**Records provided**
□ □ □

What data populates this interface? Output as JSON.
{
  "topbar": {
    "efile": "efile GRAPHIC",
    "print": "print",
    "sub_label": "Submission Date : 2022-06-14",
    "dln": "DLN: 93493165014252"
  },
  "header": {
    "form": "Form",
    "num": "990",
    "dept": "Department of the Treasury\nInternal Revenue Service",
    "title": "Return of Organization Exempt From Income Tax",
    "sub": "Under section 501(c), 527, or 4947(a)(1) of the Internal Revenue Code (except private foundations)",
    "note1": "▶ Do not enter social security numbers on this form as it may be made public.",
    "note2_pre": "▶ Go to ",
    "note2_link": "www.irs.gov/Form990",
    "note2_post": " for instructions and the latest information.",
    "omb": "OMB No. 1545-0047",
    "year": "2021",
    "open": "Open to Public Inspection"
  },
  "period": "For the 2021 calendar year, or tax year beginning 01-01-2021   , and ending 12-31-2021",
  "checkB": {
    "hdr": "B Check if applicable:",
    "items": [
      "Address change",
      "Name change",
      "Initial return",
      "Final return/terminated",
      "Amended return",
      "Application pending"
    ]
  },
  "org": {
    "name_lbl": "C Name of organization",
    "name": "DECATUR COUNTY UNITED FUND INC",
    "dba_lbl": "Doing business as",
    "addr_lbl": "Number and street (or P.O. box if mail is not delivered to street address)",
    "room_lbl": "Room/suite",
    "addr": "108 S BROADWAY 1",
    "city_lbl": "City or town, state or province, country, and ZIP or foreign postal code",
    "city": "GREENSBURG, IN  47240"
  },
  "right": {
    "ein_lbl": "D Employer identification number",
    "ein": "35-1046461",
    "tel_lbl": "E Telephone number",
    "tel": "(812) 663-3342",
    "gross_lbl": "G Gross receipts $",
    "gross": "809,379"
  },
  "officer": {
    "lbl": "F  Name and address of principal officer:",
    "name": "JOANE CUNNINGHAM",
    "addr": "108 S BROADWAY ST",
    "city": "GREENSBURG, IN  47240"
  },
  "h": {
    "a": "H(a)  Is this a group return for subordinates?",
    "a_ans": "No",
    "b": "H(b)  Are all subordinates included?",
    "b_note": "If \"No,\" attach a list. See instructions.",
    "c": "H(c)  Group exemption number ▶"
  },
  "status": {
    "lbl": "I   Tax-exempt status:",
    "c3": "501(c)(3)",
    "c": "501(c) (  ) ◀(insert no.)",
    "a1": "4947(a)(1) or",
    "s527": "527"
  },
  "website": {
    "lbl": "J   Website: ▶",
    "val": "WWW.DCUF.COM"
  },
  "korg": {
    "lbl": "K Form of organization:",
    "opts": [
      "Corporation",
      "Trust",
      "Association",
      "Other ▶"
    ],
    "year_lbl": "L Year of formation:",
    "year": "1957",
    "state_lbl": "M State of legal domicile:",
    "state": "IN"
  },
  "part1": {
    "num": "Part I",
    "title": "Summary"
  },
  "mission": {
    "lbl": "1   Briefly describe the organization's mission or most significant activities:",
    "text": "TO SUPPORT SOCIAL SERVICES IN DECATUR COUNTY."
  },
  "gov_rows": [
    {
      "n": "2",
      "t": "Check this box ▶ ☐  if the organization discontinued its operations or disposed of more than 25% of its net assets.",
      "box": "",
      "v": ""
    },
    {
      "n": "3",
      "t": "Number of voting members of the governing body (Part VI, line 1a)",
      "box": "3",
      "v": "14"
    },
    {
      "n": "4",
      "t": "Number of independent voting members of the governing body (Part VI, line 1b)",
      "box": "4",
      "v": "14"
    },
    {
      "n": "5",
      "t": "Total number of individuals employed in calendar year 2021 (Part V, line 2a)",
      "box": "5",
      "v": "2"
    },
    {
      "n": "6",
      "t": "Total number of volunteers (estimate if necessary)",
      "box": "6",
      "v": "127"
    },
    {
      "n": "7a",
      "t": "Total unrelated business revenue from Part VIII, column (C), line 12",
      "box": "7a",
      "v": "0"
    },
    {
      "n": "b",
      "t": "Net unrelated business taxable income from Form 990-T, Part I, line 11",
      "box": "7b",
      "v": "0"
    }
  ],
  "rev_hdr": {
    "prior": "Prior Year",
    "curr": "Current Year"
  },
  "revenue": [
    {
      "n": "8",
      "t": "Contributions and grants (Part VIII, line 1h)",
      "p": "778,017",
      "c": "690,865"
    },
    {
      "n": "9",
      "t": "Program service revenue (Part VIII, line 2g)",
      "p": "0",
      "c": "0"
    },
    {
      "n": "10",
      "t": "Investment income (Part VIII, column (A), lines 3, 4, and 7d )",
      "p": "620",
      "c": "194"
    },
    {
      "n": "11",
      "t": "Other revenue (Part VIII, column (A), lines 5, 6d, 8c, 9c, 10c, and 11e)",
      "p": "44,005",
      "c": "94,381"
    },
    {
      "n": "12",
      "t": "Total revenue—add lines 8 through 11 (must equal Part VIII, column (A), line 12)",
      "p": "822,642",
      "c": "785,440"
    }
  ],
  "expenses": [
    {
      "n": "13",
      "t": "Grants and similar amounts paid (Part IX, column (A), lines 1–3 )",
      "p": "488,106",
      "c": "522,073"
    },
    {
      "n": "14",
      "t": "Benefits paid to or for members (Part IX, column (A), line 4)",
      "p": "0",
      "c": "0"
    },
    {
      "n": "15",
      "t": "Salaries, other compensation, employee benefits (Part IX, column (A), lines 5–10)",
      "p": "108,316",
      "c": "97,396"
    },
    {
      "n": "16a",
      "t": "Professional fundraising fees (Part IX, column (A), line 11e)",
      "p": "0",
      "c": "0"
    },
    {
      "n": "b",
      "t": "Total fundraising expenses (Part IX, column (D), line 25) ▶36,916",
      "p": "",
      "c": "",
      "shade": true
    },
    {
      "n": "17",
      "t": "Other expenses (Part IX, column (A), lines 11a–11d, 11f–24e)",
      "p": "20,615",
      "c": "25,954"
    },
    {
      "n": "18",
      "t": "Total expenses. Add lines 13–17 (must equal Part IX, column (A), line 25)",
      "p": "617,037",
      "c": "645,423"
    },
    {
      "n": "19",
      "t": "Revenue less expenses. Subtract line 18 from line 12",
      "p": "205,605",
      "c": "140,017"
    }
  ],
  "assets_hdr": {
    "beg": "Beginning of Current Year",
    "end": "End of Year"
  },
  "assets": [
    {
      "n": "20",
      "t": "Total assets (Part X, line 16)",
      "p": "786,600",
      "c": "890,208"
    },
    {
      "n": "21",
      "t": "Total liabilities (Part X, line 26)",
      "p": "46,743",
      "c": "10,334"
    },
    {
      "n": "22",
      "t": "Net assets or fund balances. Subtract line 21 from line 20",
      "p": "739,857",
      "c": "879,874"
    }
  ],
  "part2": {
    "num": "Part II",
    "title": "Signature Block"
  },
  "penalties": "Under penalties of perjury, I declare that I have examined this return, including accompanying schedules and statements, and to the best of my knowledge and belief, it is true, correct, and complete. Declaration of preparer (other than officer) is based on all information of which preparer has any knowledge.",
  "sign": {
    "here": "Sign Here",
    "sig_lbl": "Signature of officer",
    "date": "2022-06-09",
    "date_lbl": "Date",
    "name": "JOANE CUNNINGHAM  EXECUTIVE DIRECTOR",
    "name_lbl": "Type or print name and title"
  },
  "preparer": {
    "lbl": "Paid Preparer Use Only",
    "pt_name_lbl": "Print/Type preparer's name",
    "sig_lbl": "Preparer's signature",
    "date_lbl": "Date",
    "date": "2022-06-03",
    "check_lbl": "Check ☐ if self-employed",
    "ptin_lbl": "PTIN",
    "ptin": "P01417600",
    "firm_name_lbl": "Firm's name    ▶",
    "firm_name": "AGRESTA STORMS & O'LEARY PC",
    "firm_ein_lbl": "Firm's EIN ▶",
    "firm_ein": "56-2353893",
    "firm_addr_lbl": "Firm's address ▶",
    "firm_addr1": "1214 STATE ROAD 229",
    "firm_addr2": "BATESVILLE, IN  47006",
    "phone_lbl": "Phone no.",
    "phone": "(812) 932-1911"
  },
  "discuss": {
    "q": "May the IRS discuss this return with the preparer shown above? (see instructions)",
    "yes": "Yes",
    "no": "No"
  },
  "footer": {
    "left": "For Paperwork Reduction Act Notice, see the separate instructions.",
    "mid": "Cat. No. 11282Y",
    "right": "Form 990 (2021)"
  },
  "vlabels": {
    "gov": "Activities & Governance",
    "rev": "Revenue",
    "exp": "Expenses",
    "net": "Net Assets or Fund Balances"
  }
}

□ □ □

Pull every line holding "business" out of the records.

**In response**
    "dba_lbl": "Doing business as",
      "t": "Total unrelated business revenue from Part VIII, column (C), line 12",
      "t": "Net unrelated business taxable income from Form 990-T, Part I, line 11",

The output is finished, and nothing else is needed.